WHAT YOU SHOULD DO
Make an exact transcription of the material, leaving out all images.

— begin —

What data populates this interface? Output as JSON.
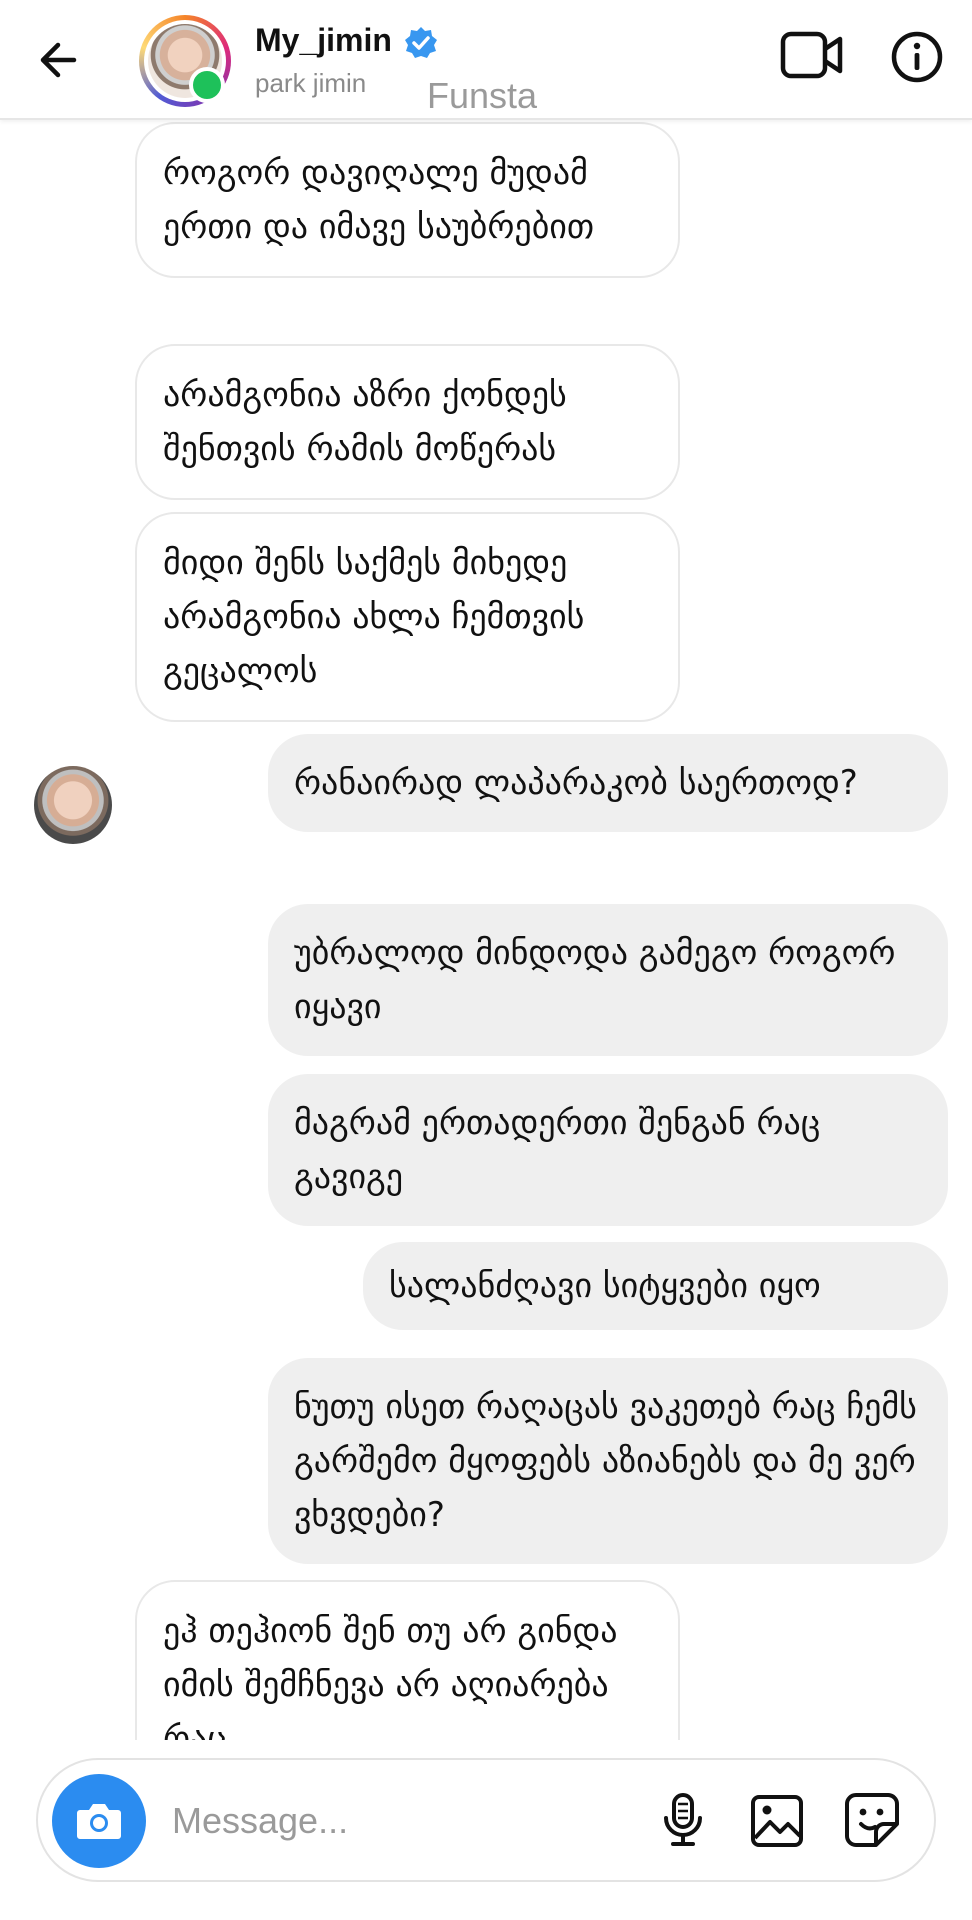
{
  "header": {
    "username": "My_jimin",
    "subtitle": "park jimin",
    "overlay_text": "Funsta"
  },
  "messages": [
    {
      "direction": "in",
      "text": "როგორ დავიღალე მუდამ ერთი და იმავე საუბრებით"
    },
    {
      "direction": "in",
      "text": "არამგონია აზრი ქონდეს შენთვის რამის მოწერას"
    },
    {
      "direction": "in",
      "text": "მიდი შენს საქმეს მიხედე არამგონია ახლა ჩემთვის გეცალოს"
    },
    {
      "direction": "out",
      "text": "რანაირად ლაპარაკობ საერთოდ?"
    },
    {
      "direction": "out",
      "text": "უბრალოდ მინდოდა გამეგო როგორ იყავი"
    },
    {
      "direction": "out",
      "text": "მაგრამ ერთადერთი შენგან რაც გავიგე"
    },
    {
      "direction": "out",
      "text": "სალანძღავი სიტყვები იყო"
    },
    {
      "direction": "out",
      "text": "ნუთუ ისეთ რაღაცას ვაკეთებ რაც ჩემს გარშემო მყოფებს აზიანებს და მე ვერ ვხვდები?"
    },
    {
      "direction": "in",
      "text": "ეჰ თეჰიონ შენ თუ არ გინდა იმის შემჩნევა არ აღიარება რაც"
    }
  ],
  "composer": {
    "placeholder": "Message..."
  },
  "colors": {
    "accent_blue": "#2b8cf0",
    "online_green": "#1ec15a",
    "outgoing_bubble": "#efefef",
    "verified_blue": "#3897f0"
  },
  "icons": [
    "back-arrow-icon",
    "verified-badge-icon",
    "video-call-icon",
    "info-icon",
    "camera-icon",
    "microphone-icon",
    "gallery-icon",
    "sticker-icon"
  ]
}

— end —

ANSWER TO THE PROBLEM
What data populates this interface? Output as JSON.
{
  "header": {
    "username": "My_jimin",
    "subtitle": "park jimin",
    "overlay_text": "Funsta"
  },
  "messages": [
    {
      "direction": "in",
      "text": "როგორ დავიღალე მუდამ ერთი და იმავე საუბრებით"
    },
    {
      "direction": "in",
      "text": "არამგონია აზრი ქონდეს შენთვის რამის მოწერას"
    },
    {
      "direction": "in",
      "text": "მიდი შენს საქმეს მიხედე არამგონია ახლა ჩემთვის გეცალოს"
    },
    {
      "direction": "out",
      "text": "რანაირად ლაპარაკობ საერთოდ?"
    },
    {
      "direction": "out",
      "text": "უბრალოდ მინდოდა გამეგო როგორ იყავი"
    },
    {
      "direction": "out",
      "text": "მაგრამ ერთადერთი შენგან რაც გავიგე"
    },
    {
      "direction": "out",
      "text": "სალანძღავი სიტყვები იყო"
    },
    {
      "direction": "out",
      "text": "ნუთუ ისეთ რაღაცას ვაკეთებ რაც ჩემს გარშემო მყოფებს აზიანებს და მე ვერ ვხვდები?"
    },
    {
      "direction": "in",
      "text": "ეჰ თეჰიონ შენ თუ არ გინდა იმის შემჩნევა არ აღიარება რაც"
    }
  ],
  "composer": {
    "placeholder": "Message..."
  },
  "colors": {
    "accent_blue": "#2b8cf0",
    "online_green": "#1ec15a",
    "outgoing_bubble": "#efefef",
    "verified_blue": "#3897f0"
  },
  "icons": [
    "back-arrow-icon",
    "verified-badge-icon",
    "video-call-icon",
    "info-icon",
    "camera-icon",
    "microphone-icon",
    "gallery-icon",
    "sticker-icon"
  ]
}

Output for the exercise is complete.